Problem — Please repeat the items below, substituting "barcode-line" for every "barcode-bar" and leaving everything else unchanged.

Available data —
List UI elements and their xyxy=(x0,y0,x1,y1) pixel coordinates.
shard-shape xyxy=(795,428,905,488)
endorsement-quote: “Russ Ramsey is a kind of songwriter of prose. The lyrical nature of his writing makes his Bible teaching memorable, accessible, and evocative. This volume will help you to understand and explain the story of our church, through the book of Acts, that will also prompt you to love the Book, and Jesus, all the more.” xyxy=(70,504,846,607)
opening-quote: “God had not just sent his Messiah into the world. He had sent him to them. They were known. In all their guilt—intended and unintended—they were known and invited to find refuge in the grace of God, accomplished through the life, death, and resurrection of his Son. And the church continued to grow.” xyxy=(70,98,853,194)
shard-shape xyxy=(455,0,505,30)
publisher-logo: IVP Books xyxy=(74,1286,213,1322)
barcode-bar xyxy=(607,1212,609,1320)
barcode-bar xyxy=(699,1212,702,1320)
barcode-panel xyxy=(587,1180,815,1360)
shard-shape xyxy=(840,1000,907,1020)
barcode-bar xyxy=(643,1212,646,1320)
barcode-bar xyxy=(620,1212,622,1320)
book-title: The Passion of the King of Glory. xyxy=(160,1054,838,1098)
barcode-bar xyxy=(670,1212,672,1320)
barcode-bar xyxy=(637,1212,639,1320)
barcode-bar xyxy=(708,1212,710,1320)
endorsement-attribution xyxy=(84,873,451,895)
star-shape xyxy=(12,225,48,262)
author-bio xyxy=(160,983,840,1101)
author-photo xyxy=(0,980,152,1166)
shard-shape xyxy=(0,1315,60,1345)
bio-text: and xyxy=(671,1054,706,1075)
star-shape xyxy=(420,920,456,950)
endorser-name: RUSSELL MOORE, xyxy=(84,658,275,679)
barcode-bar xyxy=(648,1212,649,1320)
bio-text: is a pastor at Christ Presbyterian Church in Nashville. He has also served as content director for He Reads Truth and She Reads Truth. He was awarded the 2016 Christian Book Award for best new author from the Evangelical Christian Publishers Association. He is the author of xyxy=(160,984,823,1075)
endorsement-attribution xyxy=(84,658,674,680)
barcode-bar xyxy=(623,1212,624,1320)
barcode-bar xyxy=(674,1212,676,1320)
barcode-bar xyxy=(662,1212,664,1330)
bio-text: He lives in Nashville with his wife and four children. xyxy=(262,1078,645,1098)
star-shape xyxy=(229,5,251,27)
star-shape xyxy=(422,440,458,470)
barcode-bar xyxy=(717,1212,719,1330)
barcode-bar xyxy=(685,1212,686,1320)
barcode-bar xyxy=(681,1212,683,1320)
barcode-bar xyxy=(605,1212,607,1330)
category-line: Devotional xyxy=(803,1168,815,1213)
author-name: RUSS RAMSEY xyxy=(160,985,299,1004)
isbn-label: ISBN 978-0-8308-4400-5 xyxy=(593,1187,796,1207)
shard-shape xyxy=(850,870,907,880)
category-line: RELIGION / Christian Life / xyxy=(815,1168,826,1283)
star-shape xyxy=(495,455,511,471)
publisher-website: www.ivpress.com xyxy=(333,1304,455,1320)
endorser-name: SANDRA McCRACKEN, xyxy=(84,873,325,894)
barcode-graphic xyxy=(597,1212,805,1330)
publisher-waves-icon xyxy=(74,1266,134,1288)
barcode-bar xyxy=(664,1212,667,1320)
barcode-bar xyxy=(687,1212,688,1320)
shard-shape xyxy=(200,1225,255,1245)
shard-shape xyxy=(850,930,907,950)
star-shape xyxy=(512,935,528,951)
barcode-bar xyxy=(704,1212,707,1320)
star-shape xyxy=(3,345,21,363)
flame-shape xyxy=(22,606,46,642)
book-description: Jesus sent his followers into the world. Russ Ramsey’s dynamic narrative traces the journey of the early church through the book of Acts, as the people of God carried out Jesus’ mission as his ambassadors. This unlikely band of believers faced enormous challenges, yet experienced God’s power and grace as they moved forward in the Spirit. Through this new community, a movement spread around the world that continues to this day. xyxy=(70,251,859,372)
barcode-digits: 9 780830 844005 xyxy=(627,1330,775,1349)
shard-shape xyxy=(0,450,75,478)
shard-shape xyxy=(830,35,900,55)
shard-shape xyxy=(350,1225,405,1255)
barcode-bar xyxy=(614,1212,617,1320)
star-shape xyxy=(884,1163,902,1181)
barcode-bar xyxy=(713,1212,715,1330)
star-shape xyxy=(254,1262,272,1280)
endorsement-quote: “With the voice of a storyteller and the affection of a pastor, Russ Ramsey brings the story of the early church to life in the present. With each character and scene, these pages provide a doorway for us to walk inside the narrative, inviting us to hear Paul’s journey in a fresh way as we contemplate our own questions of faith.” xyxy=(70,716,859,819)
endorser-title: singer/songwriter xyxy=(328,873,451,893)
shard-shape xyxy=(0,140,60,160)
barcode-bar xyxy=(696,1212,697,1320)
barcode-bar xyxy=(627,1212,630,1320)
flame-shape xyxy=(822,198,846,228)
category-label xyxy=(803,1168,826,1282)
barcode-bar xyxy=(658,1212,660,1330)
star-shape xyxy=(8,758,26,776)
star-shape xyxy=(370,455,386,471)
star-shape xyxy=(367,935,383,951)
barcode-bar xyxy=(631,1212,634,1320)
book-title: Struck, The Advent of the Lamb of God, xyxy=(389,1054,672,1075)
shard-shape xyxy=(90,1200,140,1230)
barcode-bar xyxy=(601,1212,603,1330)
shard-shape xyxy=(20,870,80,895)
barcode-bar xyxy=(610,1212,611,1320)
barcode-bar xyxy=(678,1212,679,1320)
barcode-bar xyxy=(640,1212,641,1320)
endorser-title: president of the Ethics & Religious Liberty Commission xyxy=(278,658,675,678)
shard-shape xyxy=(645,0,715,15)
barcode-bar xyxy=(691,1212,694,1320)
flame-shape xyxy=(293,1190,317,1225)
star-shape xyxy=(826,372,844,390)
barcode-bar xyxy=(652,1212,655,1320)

Exercise response —
List UI elements and their xyxy=(x0,y0,x1,y1) pixel coordinates.
shard-shape xyxy=(795,428,905,488)
endorsement-quote: “Russ Ramsey is a kind of songwriter of prose. The lyrical nature of his writing makes his Bible teaching memorable, accessible, and evocative. This volume will help you to understand and explain the story of our church, through the book of Acts, that will also prompt you to love the Book, and Jesus, all the more.” xyxy=(70,504,846,607)
opening-quote: “God had not just sent his Messiah into the world. He had sent him to them. They were known. In all their guilt—intended and unintended—they were known and invited to find refuge in the grace of God, accomplished through the life, death, and resurrection of his Son. And the church continued to grow.” xyxy=(70,98,853,194)
shard-shape xyxy=(455,0,505,30)
publisher-logo: IVP Books xyxy=(74,1286,213,1322)
barcode-line xyxy=(607,1212,609,1320)
barcode-line xyxy=(699,1212,702,1320)
barcode-panel xyxy=(587,1180,815,1360)
shard-shape xyxy=(840,1000,907,1020)
barcode-line xyxy=(643,1212,646,1320)
barcode-line xyxy=(620,1212,622,1320)
book-title: The Passion of the King of Glory. xyxy=(160,1054,838,1098)
barcode-line xyxy=(670,1212,672,1320)
barcode-line xyxy=(637,1212,639,1320)
barcode-line xyxy=(708,1212,710,1320)
endorsement-attribution xyxy=(84,873,451,895)
star-shape xyxy=(12,225,48,262)
author-bio xyxy=(160,983,840,1101)
author-photo xyxy=(0,980,152,1166)
shard-shape xyxy=(0,1315,60,1345)
bio-text: and xyxy=(671,1054,706,1075)
star-shape xyxy=(420,920,456,950)
endorser-name: RUSSELL MOORE, xyxy=(84,658,275,679)
barcode-line xyxy=(648,1212,649,1320)
bio-text: is a pastor at Christ Presbyterian Church in Nashville. He has also served as content director for He Reads Truth and She Reads Truth. He was awarded the 2016 Christian Book Award for best new author from the Evangelical Christian Publishers Association. He is the author of xyxy=(160,984,823,1075)
endorsement-attribution xyxy=(84,658,674,680)
barcode-line xyxy=(623,1212,624,1320)
barcode-line xyxy=(674,1212,676,1320)
barcode-line xyxy=(662,1212,664,1330)
bio-text: He lives in Nashville with his wife and four children. xyxy=(262,1078,645,1098)
star-shape xyxy=(229,5,251,27)
star-shape xyxy=(422,440,458,470)
barcode-line xyxy=(717,1212,719,1330)
barcode-line xyxy=(685,1212,686,1320)
barcode-line xyxy=(681,1212,683,1320)
barcode-line xyxy=(605,1212,607,1330)
category-line: Devotional xyxy=(803,1168,815,1213)
author-name: RUSS RAMSEY xyxy=(160,985,299,1004)
isbn-label: ISBN 978-0-8308-4400-5 xyxy=(593,1187,796,1207)
shard-shape xyxy=(850,870,907,880)
category-line: RELIGION / Christian Life / xyxy=(815,1168,826,1283)
star-shape xyxy=(495,455,511,471)
publisher-website: www.ivpress.com xyxy=(333,1304,455,1320)
endorser-name: SANDRA McCRACKEN, xyxy=(84,873,325,894)
barcode-graphic xyxy=(597,1212,805,1330)
publisher-waves-icon xyxy=(74,1266,134,1288)
barcode-line xyxy=(664,1212,667,1320)
barcode-line xyxy=(687,1212,688,1320)
shard-shape xyxy=(200,1225,255,1245)
shard-shape xyxy=(850,930,907,950)
star-shape xyxy=(512,935,528,951)
barcode-line xyxy=(704,1212,707,1320)
star-shape xyxy=(3,345,21,363)
flame-shape xyxy=(22,606,46,642)
book-description: Jesus sent his followers into the world. Russ Ramsey’s dynamic narrative traces the journey of the early church through the book of Acts, as the people of God carried out Jesus’ mission as his ambassadors. This unlikely band of believers faced enormous challenges, yet experienced God’s power and grace as they moved forward in the Spirit. Through this new community, a movement spread around the world that continues to this day. xyxy=(70,251,859,372)
barcode-digits: 9 780830 844005 xyxy=(627,1330,775,1349)
shard-shape xyxy=(0,450,75,478)
shard-shape xyxy=(830,35,900,55)
shard-shape xyxy=(350,1225,405,1255)
barcode-line xyxy=(614,1212,617,1320)
star-shape xyxy=(884,1163,902,1181)
barcode-line xyxy=(713,1212,715,1330)
star-shape xyxy=(254,1262,272,1280)
endorsement-quote: “With the voice of a storyteller and the affection of a pastor, Russ Ramsey brings the story of the early church to life in the present. With each character and scene, these pages provide a doorway for us to walk inside the narrative, inviting us to hear Paul’s journey in a fresh way as we contemplate our own questions of faith.” xyxy=(70,716,859,819)
endorser-title: singer/songwriter xyxy=(328,873,451,893)
shard-shape xyxy=(0,140,60,160)
barcode-line xyxy=(696,1212,697,1320)
barcode-line xyxy=(627,1212,630,1320)
flame-shape xyxy=(822,198,846,228)
category-label xyxy=(803,1168,826,1282)
barcode-line xyxy=(658,1212,660,1330)
star-shape xyxy=(8,758,26,776)
star-shape xyxy=(370,455,386,471)
star-shape xyxy=(367,935,383,951)
barcode-line xyxy=(631,1212,634,1320)
book-title: Struck, The Advent of the Lamb of God, xyxy=(389,1054,672,1075)
shard-shape xyxy=(90,1200,140,1230)
barcode-line xyxy=(601,1212,603,1330)
shard-shape xyxy=(20,870,80,895)
barcode-line xyxy=(610,1212,611,1320)
barcode-line xyxy=(678,1212,679,1320)
barcode-line xyxy=(640,1212,641,1320)
endorser-title: president of the Ethics & Religious Liberty Commission xyxy=(278,658,675,678)
shard-shape xyxy=(645,0,715,15)
barcode-line xyxy=(691,1212,694,1320)
flame-shape xyxy=(293,1190,317,1225)
star-shape xyxy=(826,372,844,390)
barcode-line xyxy=(652,1212,655,1320)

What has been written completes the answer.